Some items
• • •
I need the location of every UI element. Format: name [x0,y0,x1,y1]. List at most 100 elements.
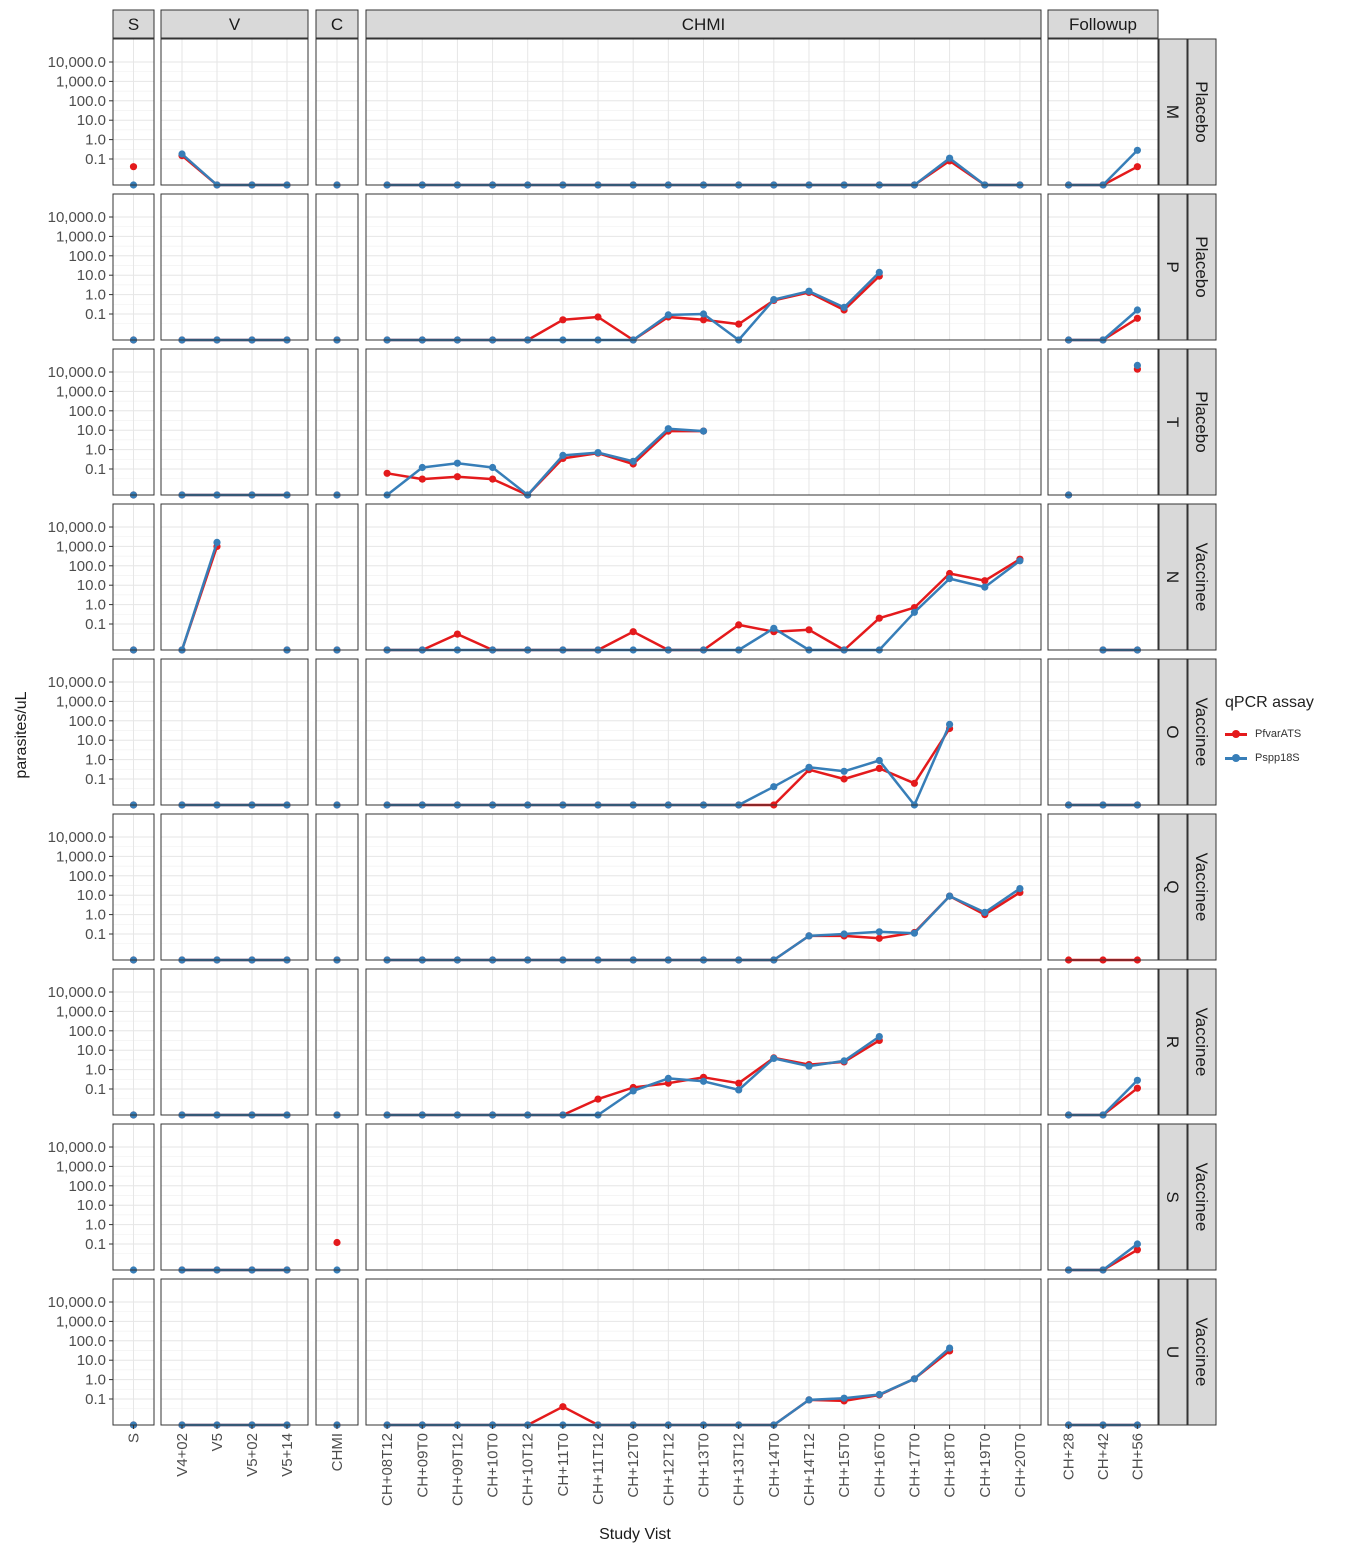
y-tick-label: 1.0 [85,752,106,769]
x-axis-title: Study Vist [599,1526,671,1543]
panel-border [365,658,1042,806]
panel-o-chmi [365,658,1042,809]
data-point-pfvarats [559,316,567,324]
y-tick-label: 10.0 [77,1352,106,1369]
y-tick-label: 10,000.0 [48,54,106,71]
panel-o-v [160,658,309,809]
panel-border [160,968,309,1116]
data-point-pspp18s [559,451,567,459]
data-point-pspp18s [840,1394,848,1402]
data-point-pfvarats [1133,1246,1141,1254]
y-tick-label: 1,000.0 [56,1158,106,1175]
panel-border [1047,1123,1159,1271]
data-point-pspp18s [664,425,672,433]
panel-n-c [315,503,359,654]
panel-border [1047,503,1159,651]
panel-border [112,193,155,341]
panel-border [160,658,309,806]
y-tick-label: 0.1 [85,1081,106,1098]
facet-strip-group [1187,968,1217,1116]
facet-strip-followup [1047,9,1159,39]
y-tick-label: 10.0 [77,577,106,594]
y-tick-label: 10.0 [77,267,106,284]
panel-r-v [160,968,309,1119]
panel-r-followup [1047,968,1159,1119]
facet-strip-subject-label: O [1163,725,1182,738]
data-point-pspp18s [770,296,778,304]
data-point-pspp18s [805,1396,813,1404]
facet-strip-group-label: Vaccinee [1192,1318,1211,1387]
panel-border [315,1123,359,1271]
panel-q-s [112,813,155,964]
x-tick-label: CH+18T0 [942,1433,959,1498]
x-tick-label: CH+10T0 [485,1433,502,1498]
facet-strip-group [1187,1278,1217,1426]
y-tick-label: 1,000.0 [56,538,106,555]
y-tick-label: 1.0 [85,597,106,614]
y-tick-label: 10,000.0 [48,209,106,226]
panel-background [161,349,308,495]
series-line-pspp18s [180,542,219,651]
y-tick-label: 1.0 [85,287,106,304]
data-point-pspp18s [1133,306,1141,314]
x-tick-label: V4+02 [174,1433,191,1477]
data-point-pspp18s [629,457,637,465]
facet-strip-subject-label: P [1163,261,1182,272]
panel-background [161,659,308,805]
panel-border [112,658,155,806]
x-tick-label: CH+15T0 [836,1433,853,1498]
x-tick-label: CH+42 [1095,1433,1112,1480]
y-tick-label: 1,000.0 [56,73,106,90]
panel-q-v [160,813,309,964]
data-point-pspp18s [875,268,883,276]
data-point-pfvarats [383,469,391,477]
x-tick-label: CH+20T0 [1012,1433,1029,1498]
data-point-pfvarats [1133,1084,1141,1092]
y-tick-label: 10,000.0 [48,829,106,846]
panel-border [315,503,359,651]
panel-border [1047,348,1159,496]
data-point-pspp18s [770,624,778,632]
panel-n-chmi [365,503,1042,654]
data-point-pspp18s [664,311,672,319]
panel-border [1047,658,1159,806]
facet-strip-subject-label: Q [1163,880,1182,893]
facet-strip-group [1187,813,1217,961]
data-point-pspp18s [699,1077,708,1085]
facet-strip-label: CHMI [682,15,725,34]
x-tick-label: CH+09T0 [414,1433,431,1498]
panel-t-c [315,348,359,499]
data-point-pfvarats [805,626,813,634]
panel-n-followup [1047,503,1159,654]
data-point-pspp18s [875,928,883,936]
data-point-pfvarats [333,1238,341,1247]
facet-strip-group [1187,658,1217,806]
data-point-pfvarats [1133,163,1141,171]
data-point-pspp18s [910,929,919,937]
data-point-pspp18s [418,463,426,472]
y-tick-label: 100.0 [68,1023,106,1040]
facet-strip-subject-label: U [1163,1346,1182,1358]
facet-strip-group-label: Placebo [1192,81,1211,142]
y-tick-label: 10,000.0 [48,674,106,691]
panel-n-s [112,503,155,654]
facet-strip-c [315,9,359,39]
data-point-pspp18s [981,583,989,591]
x-tick-label: CH+09T12 [449,1433,466,1506]
panel-s-followup [1047,1123,1159,1274]
panel-background [161,1124,308,1270]
panel-border [365,813,1042,961]
data-point-pspp18s [489,463,497,472]
data-point-pspp18s [1133,146,1141,154]
y-tick-label: 100.0 [68,403,106,420]
panel-t-s [112,348,155,499]
data-point-pspp18s [1133,1240,1141,1248]
data-point-pspp18s [770,1054,778,1062]
facet-strip-group [1187,38,1217,186]
panel-r-chmi [365,968,1042,1119]
data-point-pspp18s [1016,885,1024,893]
x-tick-label: CH+13T0 [696,1433,713,1498]
y-tick-label: 0.1 [85,771,106,788]
data-point-pspp18s [805,763,813,771]
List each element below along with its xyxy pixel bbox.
• • •
— AIM OF THE EXERCISE —
Convert every item above into a JSON list of strings with one string per line, omitting blank lines and leaving out the pictures.

— WRITTEN ANSWER —
[
  "I need the location of every UI element. Format: name [x0,y0,x1,y1]. List at most 100 elements.",
  "y-tick-label: 1.0 [85,752,106,769]",
  "x-axis-title: Study Vist [599,1526,671,1543]",
  "panel-border [365,658,1042,806]",
  "panel-o-chmi [365,658,1042,809]",
  "data-point-pfvarats [559,316,567,324]",
  "y-tick-label: 10.0 [77,1352,106,1369]",
  "y-tick-label: 10,000.0 [48,54,106,71]",
  "panel-o-v [160,658,309,809]",
  "panel-border [160,968,309,1116]",
  "data-point-pspp18s [559,451,567,459]",
  "data-point-pspp18s [840,1394,848,1402]",
  "data-point-pfvarats [1133,1246,1141,1254]",
  "y-tick-label: 1,000.0 [56,1158,106,1175]",
  "panel-border [1047,1123,1159,1271]",
  "data-point-pspp18s [664,425,672,433]",
  "panel-n-c [315,503,359,654]",
  "panel-border [1047,503,1159,651]",
  "panel-border [112,193,155,341]",
  "panel-border [160,658,309,806]",
  "y-tick-label: 0.1 [85,1081,106,1098]",
  "facet-strip-group [1187,968,1217,1116]",
  "facet-strip-followup [1047,9,1159,39]",
  "y-tick-label: 10.0 [77,577,106,594]",
  "y-tick-label: 10.0 [77,267,106,284]",
  "panel-r-v [160,968,309,1119]",
  "panel-r-followup [1047,968,1159,1119]",
  "facet-strip-subject-label: O [1163,725,1182,738]",
  "data-point-pspp18s [770,296,778,304]",
  "data-point-pspp18s [805,1396,813,1404]",
  "facet-strip-group-label: Vaccinee [1192,1318,1211,1387]",
  "panel-border [315,1123,359,1271]",
  "panel-q-s [112,813,155,964]",
  "x-tick-label: CH+18T0 [942,1433,959,1498]",
  "x-tick-label: CH+10T0 [485,1433,502,1498]",
  "facet-strip-group [1187,1278,1217,1426]",
  "y-tick-label: 1,000.0 [56,538,106,555]",
  "y-tick-label: 1.0 [85,597,106,614]",
  "y-tick-label: 10,000.0 [48,209,106,226]",
  "panel-background [161,349,308,495]",
  "series-line-pspp18s [180,542,219,651]",
  "y-tick-label: 1.0 [85,287,106,304]",
  "data-point-pspp18s [1133,306,1141,314]",
  "x-tick-label: V4+02 [174,1433,191,1477]",
  "data-point-pspp18s [629,457,637,465]",
  "facet-strip-subject-label: P [1163,261,1182,272]",
  "panel-background [161,659,308,805]",
  "panel-border [112,658,155,806]",
  "x-tick-label: CH+15T0 [836,1433,853,1498]",
  "x-tick-label: CH+42 [1095,1433,1112,1480]",
  "y-tick-label: 1,000.0 [56,73,106,90]",
  "panel-q-v [160,813,309,964]",
  "data-point-pspp18s [875,268,883,276]",
  "data-point-pfvarats [383,469,391,477]",
  "x-tick-label: CH+20T0 [1012,1433,1029,1498]",
  "data-point-pfvarats [1133,1084,1141,1092]",
  "y-tick-label: 10,000.0 [48,829,106,846]",
  "panel-border [315,503,359,651]",
  "panel-border [1047,348,1159,496]",
  "data-point-pspp18s [770,624,778,632]",
  "panel-n-chmi [365,503,1042,654]",
  "data-point-pspp18s [664,311,672,319]",
  "panel-border [1047,658,1159,806]",
  "facet-strip-subject-label: Q [1163,880,1182,893]",
  "facet-strip-group [1187,813,1217,961]",
  "data-point-pspp18s [699,1077,708,1085]",
  "facet-strip-label: CHMI [682,15,725,34]",
  "x-tick-label: CH+09T0 [414,1433,431,1498]",
  "panel-t-c [315,348,359,499]",
  "data-point-pfvarats [805,626,813,634]",
  "panel-n-followup [1047,503,1159,654]",
  "data-point-pspp18s [875,928,883,936]",
  "data-point-pfvarats [333,1238,341,1247]",
  "facet-strip-group [1187,658,1217,806]",
  "data-point-pfvarats [1133,163,1141,171]",
  "data-point-pspp18s [910,929,919,937]",
  "data-point-pspp18s [418,463,426,472]",
  "y-tick-label: 100.0 [68,1023,106,1040]",
  "facet-strip-subject-label: U [1163,1346,1182,1358]",
  "facet-strip-group-label: Placebo [1192,81,1211,142]",
  "y-tick-label: 10,000.0 [48,674,106,691]",
  "panel-n-s [112,503,155,654]",
  "facet-strip-c [315,9,359,39]",
  "data-point-pspp18s [981,583,989,591]",
  "x-tick-label: CH+09T12 [449,1433,466,1506]",
  "panel-s-followup [1047,1123,1159,1274]",
  "panel-background [161,1124,308,1270]",
  "panel-border [365,813,1042,961]",
  "data-point-pspp18s [489,463,497,472]",
  "data-point-pspp18s [1133,146,1141,154]",
  "y-tick-label: 100.0 [68,403,106,420]",
  "panel-t-s [112,348,155,499]",
  "data-point-pspp18s [1133,1240,1141,1248]",
  "data-point-pspp18s [770,1054,778,1062]",
  "facet-strip-group [1187,38,1217,186]",
  "panel-r-chmi [365,968,1042,1119]",
  "data-point-pspp18s [1016,885,1024,893]",
  "x-tick-label: CH+13T0 [696,1433,713,1498]",
  "y-tick-label: 0.1 [85,771,106,788]",
  "data-point-pspp18s [805,763,813,771]",
  "List each element below along with its xyxy pixel bbox."
]